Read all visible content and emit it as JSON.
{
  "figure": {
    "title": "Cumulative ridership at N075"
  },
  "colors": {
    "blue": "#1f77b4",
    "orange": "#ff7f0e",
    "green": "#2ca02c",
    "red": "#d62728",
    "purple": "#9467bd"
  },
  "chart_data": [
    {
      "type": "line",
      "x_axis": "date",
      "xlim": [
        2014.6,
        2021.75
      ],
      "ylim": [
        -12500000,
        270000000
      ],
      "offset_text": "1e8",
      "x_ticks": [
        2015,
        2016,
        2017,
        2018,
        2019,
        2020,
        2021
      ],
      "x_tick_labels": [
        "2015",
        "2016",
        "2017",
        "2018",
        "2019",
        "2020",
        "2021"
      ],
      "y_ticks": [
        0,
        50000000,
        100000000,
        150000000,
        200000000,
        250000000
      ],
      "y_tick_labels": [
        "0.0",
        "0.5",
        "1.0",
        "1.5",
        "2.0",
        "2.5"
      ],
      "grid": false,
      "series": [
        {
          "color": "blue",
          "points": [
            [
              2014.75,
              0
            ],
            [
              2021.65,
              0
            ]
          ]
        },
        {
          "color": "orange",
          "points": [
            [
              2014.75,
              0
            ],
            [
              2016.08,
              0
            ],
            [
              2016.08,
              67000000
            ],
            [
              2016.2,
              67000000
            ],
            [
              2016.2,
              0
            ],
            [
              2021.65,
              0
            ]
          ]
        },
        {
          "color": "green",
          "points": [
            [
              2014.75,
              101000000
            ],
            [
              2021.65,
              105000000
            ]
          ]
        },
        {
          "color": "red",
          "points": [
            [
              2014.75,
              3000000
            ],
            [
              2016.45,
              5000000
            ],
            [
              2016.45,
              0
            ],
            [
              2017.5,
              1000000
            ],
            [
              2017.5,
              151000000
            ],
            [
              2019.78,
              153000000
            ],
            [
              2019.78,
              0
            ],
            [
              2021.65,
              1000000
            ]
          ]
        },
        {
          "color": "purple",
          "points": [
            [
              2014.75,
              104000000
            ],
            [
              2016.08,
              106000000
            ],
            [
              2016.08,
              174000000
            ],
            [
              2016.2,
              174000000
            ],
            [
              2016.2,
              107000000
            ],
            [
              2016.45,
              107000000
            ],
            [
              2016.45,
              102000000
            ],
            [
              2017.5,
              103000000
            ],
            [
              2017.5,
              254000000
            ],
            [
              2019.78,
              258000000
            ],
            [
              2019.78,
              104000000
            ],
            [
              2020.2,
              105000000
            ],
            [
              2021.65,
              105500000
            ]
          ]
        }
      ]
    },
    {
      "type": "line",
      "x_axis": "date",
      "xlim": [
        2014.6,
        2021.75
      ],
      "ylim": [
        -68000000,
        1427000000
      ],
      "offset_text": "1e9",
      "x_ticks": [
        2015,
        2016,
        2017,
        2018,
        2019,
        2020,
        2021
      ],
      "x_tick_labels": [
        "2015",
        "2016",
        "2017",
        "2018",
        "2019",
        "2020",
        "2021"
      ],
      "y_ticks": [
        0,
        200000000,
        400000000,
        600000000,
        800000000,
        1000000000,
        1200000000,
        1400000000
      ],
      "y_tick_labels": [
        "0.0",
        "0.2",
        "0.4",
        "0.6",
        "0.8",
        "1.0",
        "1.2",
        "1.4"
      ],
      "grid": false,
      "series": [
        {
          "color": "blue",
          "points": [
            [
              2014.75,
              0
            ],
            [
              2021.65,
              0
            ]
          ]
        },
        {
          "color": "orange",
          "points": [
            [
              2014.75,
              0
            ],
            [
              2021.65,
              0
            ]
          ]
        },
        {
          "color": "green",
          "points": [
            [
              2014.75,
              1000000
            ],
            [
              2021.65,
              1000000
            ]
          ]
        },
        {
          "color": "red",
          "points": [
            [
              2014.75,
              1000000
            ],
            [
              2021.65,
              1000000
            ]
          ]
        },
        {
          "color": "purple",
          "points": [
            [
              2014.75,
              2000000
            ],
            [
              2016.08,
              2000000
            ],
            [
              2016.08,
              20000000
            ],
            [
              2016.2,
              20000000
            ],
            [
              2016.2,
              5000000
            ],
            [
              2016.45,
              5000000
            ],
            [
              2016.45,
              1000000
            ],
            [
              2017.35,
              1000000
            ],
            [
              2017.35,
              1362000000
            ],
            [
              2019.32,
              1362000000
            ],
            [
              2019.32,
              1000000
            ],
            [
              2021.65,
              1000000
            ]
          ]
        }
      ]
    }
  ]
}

━━━━━━━━━━━━━━━━━━━━

Retype the entries one by one, exactly.

Read all visible content and emit it as JSON.
{
  "figure": {
    "title": "Cumulative ridership at N075"
  },
  "colors": {
    "blue": "#1f77b4",
    "orange": "#ff7f0e",
    "green": "#2ca02c",
    "red": "#d62728",
    "purple": "#9467bd"
  },
  "chart_data": [
    {
      "type": "line",
      "x_axis": "date",
      "xlim": [
        2014.6,
        2021.75
      ],
      "ylim": [
        -12500000,
        270000000
      ],
      "offset_text": "1e8",
      "x_ticks": [
        2015,
        2016,
        2017,
        2018,
        2019,
        2020,
        2021
      ],
      "x_tick_labels": [
        "2015",
        "2016",
        "2017",
        "2018",
        "2019",
        "2020",
        "2021"
      ],
      "y_ticks": [
        0,
        50000000,
        100000000,
        150000000,
        200000000,
        250000000
      ],
      "y_tick_labels": [
        "0.0",
        "0.5",
        "1.0",
        "1.5",
        "2.0",
        "2.5"
      ],
      "grid": false,
      "series": [
        {
          "color": "blue",
          "points": [
            [
              2014.75,
              0
            ],
            [
              2021.65,
              0
            ]
          ]
        },
        {
          "color": "orange",
          "points": [
            [
              2014.75,
              0
            ],
            [
              2016.08,
              0
            ],
            [
              2016.08,
              67000000
            ],
            [
              2016.2,
              67000000
            ],
            [
              2016.2,
              0
            ],
            [
              2021.65,
              0
            ]
          ]
        },
        {
          "color": "green",
          "points": [
            [
              2014.75,
              101000000
            ],
            [
              2021.65,
              105000000
            ]
          ]
        },
        {
          "color": "red",
          "points": [
            [
              2014.75,
              3000000
            ],
            [
              2016.45,
              5000000
            ],
            [
              2016.45,
              0
            ],
            [
              2017.5,
              1000000
            ],
            [
              2017.5,
              151000000
            ],
            [
              2019.78,
              153000000
            ],
            [
              2019.78,
              0
            ],
            [
              2021.65,
              1000000
            ]
          ]
        },
        {
          "color": "purple",
          "points": [
            [
              2014.75,
              104000000
            ],
            [
              2016.08,
              106000000
            ],
            [
              2016.08,
              174000000
            ],
            [
              2016.2,
              174000000
            ],
            [
              2016.2,
              107000000
            ],
            [
              2016.45,
              107000000
            ],
            [
              2016.45,
              102000000
            ],
            [
              2017.5,
              103000000
            ],
            [
              2017.5,
              254000000
            ],
            [
              2019.78,
              258000000
            ],
            [
              2019.78,
              104000000
            ],
            [
              2020.2,
              105000000
            ],
            [
              2021.65,
              105500000
            ]
          ]
        }
      ]
    },
    {
      "type": "line",
      "x_axis": "date",
      "xlim": [
        2014.6,
        2021.75
      ],
      "ylim": [
        -68000000,
        1427000000
      ],
      "offset_text": "1e9",
      "x_ticks": [
        2015,
        2016,
        2017,
        2018,
        2019,
        2020,
        2021
      ],
      "x_tick_labels": [
        "2015",
        "2016",
        "2017",
        "2018",
        "2019",
        "2020",
        "2021"
      ],
      "y_ticks": [
        0,
        200000000,
        400000000,
        600000000,
        800000000,
        1000000000,
        1200000000,
        1400000000
      ],
      "y_tick_labels": [
        "0.0",
        "0.2",
        "0.4",
        "0.6",
        "0.8",
        "1.0",
        "1.2",
        "1.4"
      ],
      "grid": false,
      "series": [
        {
          "color": "blue",
          "points": [
            [
              2014.75,
              0
            ],
            [
              2021.65,
              0
            ]
          ]
        },
        {
          "color": "orange",
          "points": [
            [
              2014.75,
              0
            ],
            [
              2021.65,
              0
            ]
          ]
        },
        {
          "color": "green",
          "points": [
            [
              2014.75,
              1000000
            ],
            [
              2021.65,
              1000000
            ]
          ]
        },
        {
          "color": "red",
          "points": [
            [
              2014.75,
              1000000
            ],
            [
              2021.65,
              1000000
            ]
          ]
        },
        {
          "color": "purple",
          "points": [
            [
              2014.75,
              2000000
            ],
            [
              2016.08,
              2000000
            ],
            [
              2016.08,
              20000000
            ],
            [
              2016.2,
              20000000
            ],
            [
              2016.2,
              5000000
            ],
            [
              2016.45,
              5000000
            ],
            [
              2016.45,
              1000000
            ],
            [
              2017.35,
              1000000
            ],
            [
              2017.35,
              1362000000
            ],
            [
              2019.32,
              1362000000
            ],
            [
              2019.32,
              1000000
            ],
            [
              2021.65,
              1000000
            ]
          ]
        }
      ]
    }
  ]
}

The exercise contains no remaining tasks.